:: Extracted data
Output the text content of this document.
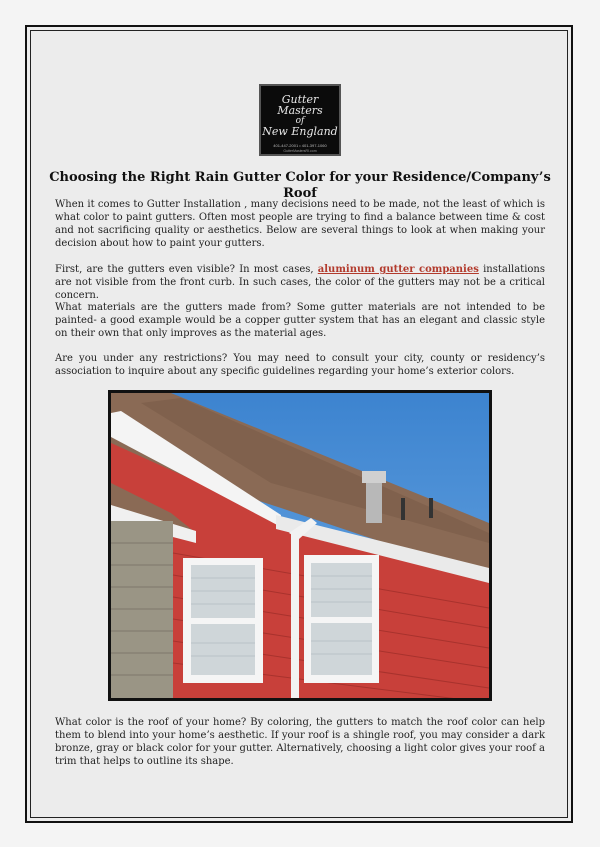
Gutter Masters
of
New England
401-447-2001 • 401-397-1060
GutterMastersRI.com
Choosing the Right Rain Gutter Color for your Residence/Company’s Roof

When it comes to Gutter Installation , many decisions need to be made, not the least of which is what color to paint gutters. Often most people are trying to find a balance between time & cost and not sacrificing quality or aesthetics. Below are several things to look at when making your decision about how to paint your gutters.

First, are the gutters even visible? In most cases, aluminum gutter companies installations are not visible from the front curb. In such cases, the color of the gutters may not be a critical concern.

What materials are the gutters made from? Some gutter materials are not intended to be painted- a good example would be a copper gutter system that has an elegant and classic style on their own that only improves as the material ages.

Are you under any restrictions? You may need to consult your city, county or residency’s association to inquire about any specific guidelines regarding your home’s exterior colors.

What color is the roof of your home? By coloring, the gutters to match the roof color can help them to blend into your home’s aesthetic. If your roof is a shingle roof, you may consider a dark bronze, gray or black color for your gutter. Alternatively, choosing a light color gives your roof a trim that helps to outline its shape.
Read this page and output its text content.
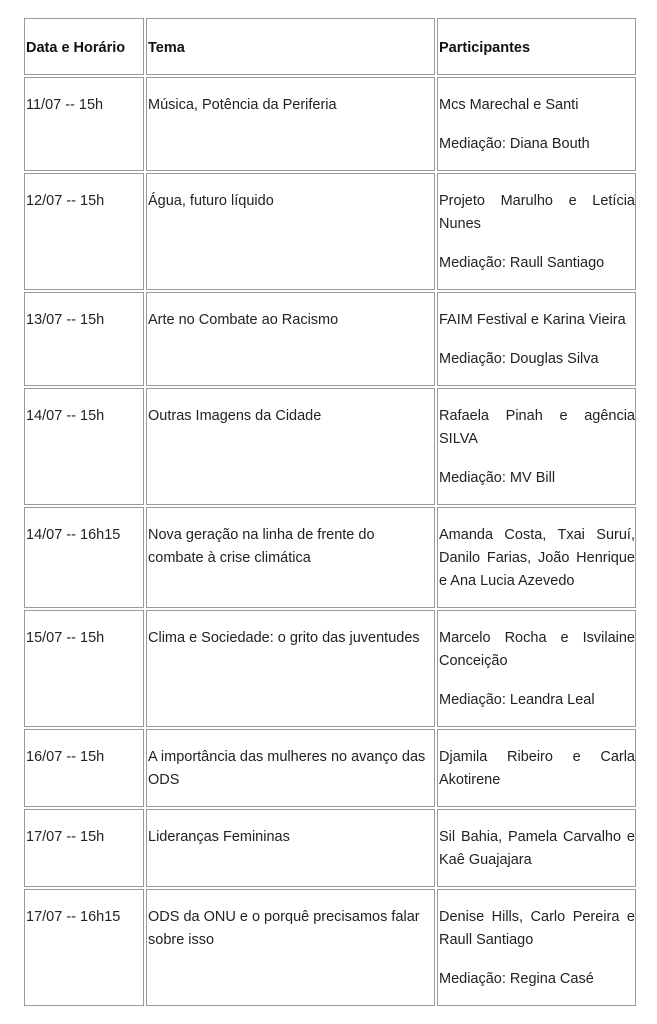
Data e Horário	Tema	Participantes
11/07 -- 15h	Música, Potência da Periferia	Mcs Marechal e Santi
Mediação: Diana Bouth

12/07 -- 15h	Água, futuro líquido	Projeto Marulho e Letícia Nunes
Mediação: Raull Santiago

13/07 -- 15h	Arte no Combate ao Racismo	FAIM Festival e Karina Vieira
Mediação: Douglas Silva

14/07 -- 15h	Outras Imagens da Cidade	Rafaela Pinah e agência SILVA
Mediação: MV Bill

14/07 -- 16h15	Nova geração na linha de frente do combate à crise climática	Amanda Costa, Txai Suruí, Danilo Farias, João Henrique e Ana Lucia Azevedo

15/07 -- 15h	Clima e Sociedade: o grito das juventudes	Marcelo Rocha e Isvilaine Conceição
Mediação: Leandra Leal

16/07 -- 15h	A importância das mulheres no avanço das ODS	Djamila Ribeiro e Carla Akotirene

17/07 -- 15h	Lideranças Femininas	Sil Bahia, Pamela Carvalho e Kaê Guajajara

17/07 -- 16h15	ODS da ONU e o porquê precisamos falar sobre isso	Denise Hills, Carlo Pereira e Raull Santiago
Mediação: Regina Casé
::::
Written instruction: Do not include the images; transcribe the rest of the listing exactly.

Solution:
Output the text content of this document.
Gutter Masters
of
New England
401-447-2001 • 401-397-1060
GutterMastersRI.com
Choosing the Right Rain Gutter Color for your Residence/Company’s Roof

When it comes to Gutter Installation , many decisions need to be made, not the least of which is what color to paint gutters. Often most people are trying to find a balance between time & cost and not sacrificing quality or aesthetics. Below are several things to look at when making your decision about how to paint your gutters.

First, are the gutters even visible? In most cases, aluminum gutter companies installations are not visible from the front curb. In such cases, the color of the gutters may not be a critical concern.

What materials are the gutters made from? Some gutter materials are not intended to be painted- a good example would be a copper gutter system that has an elegant and classic style on their own that only improves as the material ages.

Are you under any restrictions? You may need to consult your city, county or residency’s association to inquire about any specific guidelines regarding your home’s exterior colors.

What color is the roof of your home? By coloring, the gutters to match the roof color can help them to blend into your home’s aesthetic. If your roof is a shingle roof, you may consider a dark bronze, gray or black color for your gutter. Alternatively, choosing a light color gives your roof a trim that helps to outline its shape.
Read this page and output its text content.
Data e Horário	Tema	Participantes
11/07 -- 15h	Música, Potência da Periferia	Mcs Marechal e Santi
Mediação: Diana Bouth

12/07 -- 15h	Água, futuro líquido	Projeto Marulho e Letícia Nunes
Mediação: Raull Santiago

13/07 -- 15h	Arte no Combate ao Racismo	FAIM Festival e Karina Vieira
Mediação: Douglas Silva

14/07 -- 15h	Outras Imagens da Cidade	Rafaela Pinah e agência SILVA
Mediação: MV Bill

14/07 -- 16h15	Nova geração na linha de frente do combate à crise climática	Amanda Costa, Txai Suruí, Danilo Farias, João Henrique e Ana Lucia Azevedo

15/07 -- 15h	Clima e Sociedade: o grito das juventudes	Marcelo Rocha e Isvilaine Conceição
Mediação: Leandra Leal

16/07 -- 15h	A importância das mulheres no avanço das ODS	Djamila Ribeiro e Carla Akotirene

17/07 -- 15h	Lideranças Femininas	Sil Bahia, Pamela Carvalho e Kaê Guajajara

17/07 -- 16h15	ODS da ONU e o porquê precisamos falar sobre isso	Denise Hills, Carlo Pereira e Raull Santiago
Mediação: Regina Casé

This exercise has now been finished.